- DATASET CONTENT:
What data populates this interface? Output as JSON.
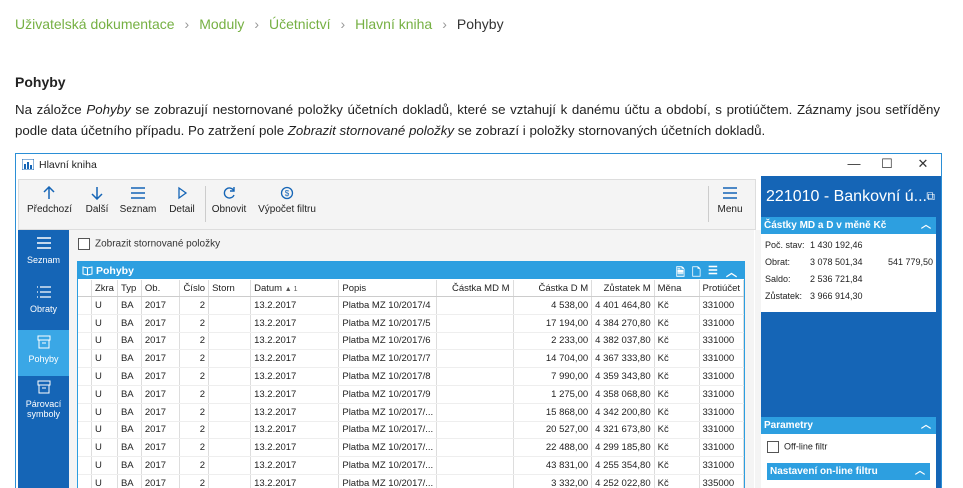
{
  "breadcrumb": {
    "items": [
      "Uživatelská dokumentace",
      "Moduly",
      "Účetnictví",
      "Hlavní kniha"
    ],
    "current": "Pohyby"
  },
  "section_title": "Pohyby",
  "paragraph": {
    "p1": "Na záložce ",
    "i1": "Pohyby",
    "p2": " se zobrazují nestornované položky účetních dokladů, které se vztahují k danému účtu a období, s protiúčtem. Záznamy jsou setříděny podle data účetního případu. Po zatržení pole ",
    "i2": "Zobrazit stornované položky",
    "p3": " se zobrazí i položky stornovaných účetních dokladů."
  },
  "window": {
    "title": "Hlavní kniha",
    "minimize": "—",
    "maximize": "☐",
    "close": "✕"
  },
  "toolbar": {
    "prev": "Předchozí",
    "next": "Další",
    "list": "Seznam",
    "detail": "Detail",
    "refresh": "Obnovit",
    "filter_calc": "Výpočet filtru",
    "menu": "Menu"
  },
  "nav": {
    "items": [
      "Seznam",
      "Obraty",
      "Pohyby",
      "Párovací symboly"
    ],
    "active": "Pohyby"
  },
  "show_cancelled_label": "Zobrazit stornované položky",
  "grid": {
    "title": "Pohyby",
    "columns": [
      "Zkra",
      "Typ",
      "Ob.",
      "Číslo",
      "Storn",
      "Datum",
      "Popis",
      "Částka MD M",
      "Částka D M",
      "Zůstatek M",
      "Měna",
      "Protiúčet"
    ],
    "sort_indicator": "▲ 1",
    "rows": [
      [
        "U",
        "BA",
        "2017",
        "2",
        "",
        "13.2.2017",
        "Platba MZ 10/2017/4",
        "",
        "4 538,00",
        "4 401 464,80",
        "Kč",
        "331000"
      ],
      [
        "U",
        "BA",
        "2017",
        "2",
        "",
        "13.2.2017",
        "Platba MZ 10/2017/5",
        "",
        "17 194,00",
        "4 384 270,80",
        "Kč",
        "331000"
      ],
      [
        "U",
        "BA",
        "2017",
        "2",
        "",
        "13.2.2017",
        "Platba MZ 10/2017/6",
        "",
        "2 233,00",
        "4 382 037,80",
        "Kč",
        "331000"
      ],
      [
        "U",
        "BA",
        "2017",
        "2",
        "",
        "13.2.2017",
        "Platba MZ 10/2017/7",
        "",
        "14 704,00",
        "4 367 333,80",
        "Kč",
        "331000"
      ],
      [
        "U",
        "BA",
        "2017",
        "2",
        "",
        "13.2.2017",
        "Platba MZ 10/2017/8",
        "",
        "7 990,00",
        "4 359 343,80",
        "Kč",
        "331000"
      ],
      [
        "U",
        "BA",
        "2017",
        "2",
        "",
        "13.2.2017",
        "Platba MZ 10/2017/9",
        "",
        "1 275,00",
        "4 358 068,80",
        "Kč",
        "331000"
      ],
      [
        "U",
        "BA",
        "2017",
        "2",
        "",
        "13.2.2017",
        "Platba MZ 10/2017/...",
        "",
        "15 868,00",
        "4 342 200,80",
        "Kč",
        "331000"
      ],
      [
        "U",
        "BA",
        "2017",
        "2",
        "",
        "13.2.2017",
        "Platba MZ 10/2017/...",
        "",
        "20 527,00",
        "4 321 673,80",
        "Kč",
        "331000"
      ],
      [
        "U",
        "BA",
        "2017",
        "2",
        "",
        "13.2.2017",
        "Platba MZ 10/2017/...",
        "",
        "22 488,00",
        "4 299 185,80",
        "Kč",
        "331000"
      ],
      [
        "U",
        "BA",
        "2017",
        "2",
        "",
        "13.2.2017",
        "Platba MZ 10/2017/...",
        "",
        "43 831,00",
        "4 255 354,80",
        "Kč",
        "331000"
      ],
      [
        "U",
        "BA",
        "2017",
        "2",
        "",
        "13.2.2017",
        "Platba MZ 10/2017/...",
        "",
        "3 332,00",
        "4 252 022,80",
        "Kč",
        "335000"
      ]
    ]
  },
  "right_panel": {
    "account_title": "221010 - Bankovní ú...",
    "amounts_header": "Částky MD a D v měně Kč",
    "start_label": "Poč. stav:",
    "start_value": "1 430 192,46",
    "turnover_label": "Obrat:",
    "turnover_md": "3 078 501,34",
    "turnover_d": "541 779,50",
    "balance_label": "Saldo:",
    "balance_value": "2 536 721,84",
    "rest_label": "Zůstatek:",
    "rest_value": "3 966 914,30",
    "params_header": "Parametry",
    "offline_label": "Off-line filtr",
    "online_header": "Nastavení on-line filtru"
  },
  "colors": {
    "accent": "#1565b6",
    "header_blue": "#2d9fe0",
    "link_green": "#76b043"
  }
}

- PROMPT: Find all lines where the word "Pohyby" appears. Copy them.

- WRITTEN SOLUTION:
    "current": "Pohyby"
  "section_title": "Pohyby",
    "i1": "Pohyby",
      "Pohyby",
    "active": "Pohyby"
    "title": "Pohyby",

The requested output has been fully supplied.